● **JOB**
Leave the pictures out, and retype all of the material exactly as written.

***

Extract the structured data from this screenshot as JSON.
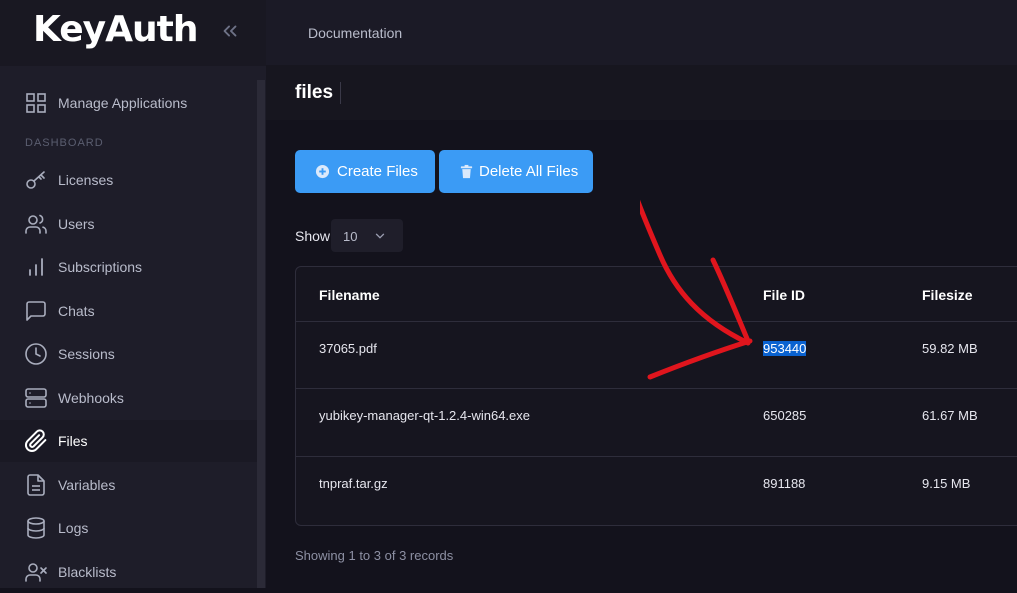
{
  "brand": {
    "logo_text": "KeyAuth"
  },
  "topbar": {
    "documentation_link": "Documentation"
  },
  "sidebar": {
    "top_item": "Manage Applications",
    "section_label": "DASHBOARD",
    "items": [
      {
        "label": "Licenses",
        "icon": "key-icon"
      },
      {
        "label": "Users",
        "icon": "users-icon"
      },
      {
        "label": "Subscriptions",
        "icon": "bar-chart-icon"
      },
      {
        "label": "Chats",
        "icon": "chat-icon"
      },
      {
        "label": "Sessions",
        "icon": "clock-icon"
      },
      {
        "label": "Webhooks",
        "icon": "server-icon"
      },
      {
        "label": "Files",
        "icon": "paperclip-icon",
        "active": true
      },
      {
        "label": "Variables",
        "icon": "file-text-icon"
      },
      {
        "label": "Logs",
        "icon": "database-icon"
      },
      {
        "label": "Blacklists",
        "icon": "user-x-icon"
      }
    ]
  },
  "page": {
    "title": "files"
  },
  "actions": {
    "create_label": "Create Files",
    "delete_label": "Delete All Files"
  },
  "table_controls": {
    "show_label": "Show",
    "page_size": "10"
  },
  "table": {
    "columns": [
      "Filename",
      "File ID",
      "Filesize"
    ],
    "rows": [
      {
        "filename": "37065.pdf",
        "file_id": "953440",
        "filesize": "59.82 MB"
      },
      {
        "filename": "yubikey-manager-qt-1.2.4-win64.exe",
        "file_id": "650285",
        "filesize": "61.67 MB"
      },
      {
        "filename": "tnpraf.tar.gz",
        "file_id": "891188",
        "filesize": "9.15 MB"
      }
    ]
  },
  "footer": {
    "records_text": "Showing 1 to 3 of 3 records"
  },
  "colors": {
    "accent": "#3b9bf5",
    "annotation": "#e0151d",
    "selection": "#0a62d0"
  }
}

***

● **THE COMPLETED TASK**
Extract the structured data from this screenshot as JSON.
{
  "brand": {
    "logo_text": "KeyAuth"
  },
  "topbar": {
    "documentation_link": "Documentation"
  },
  "sidebar": {
    "top_item": "Manage Applications",
    "section_label": "DASHBOARD",
    "items": [
      {
        "label": "Licenses",
        "icon": "key-icon"
      },
      {
        "label": "Users",
        "icon": "users-icon"
      },
      {
        "label": "Subscriptions",
        "icon": "bar-chart-icon"
      },
      {
        "label": "Chats",
        "icon": "chat-icon"
      },
      {
        "label": "Sessions",
        "icon": "clock-icon"
      },
      {
        "label": "Webhooks",
        "icon": "server-icon"
      },
      {
        "label": "Files",
        "icon": "paperclip-icon",
        "active": true
      },
      {
        "label": "Variables",
        "icon": "file-text-icon"
      },
      {
        "label": "Logs",
        "icon": "database-icon"
      },
      {
        "label": "Blacklists",
        "icon": "user-x-icon"
      }
    ]
  },
  "page": {
    "title": "files"
  },
  "actions": {
    "create_label": "Create Files",
    "delete_label": "Delete All Files"
  },
  "table_controls": {
    "show_label": "Show",
    "page_size": "10"
  },
  "table": {
    "columns": [
      "Filename",
      "File ID",
      "Filesize"
    ],
    "rows": [
      {
        "filename": "37065.pdf",
        "file_id": "953440",
        "filesize": "59.82 MB"
      },
      {
        "filename": "yubikey-manager-qt-1.2.4-win64.exe",
        "file_id": "650285",
        "filesize": "61.67 MB"
      },
      {
        "filename": "tnpraf.tar.gz",
        "file_id": "891188",
        "filesize": "9.15 MB"
      }
    ]
  },
  "footer": {
    "records_text": "Showing 1 to 3 of 3 records"
  },
  "colors": {
    "accent": "#3b9bf5",
    "annotation": "#e0151d",
    "selection": "#0a62d0"
  }
}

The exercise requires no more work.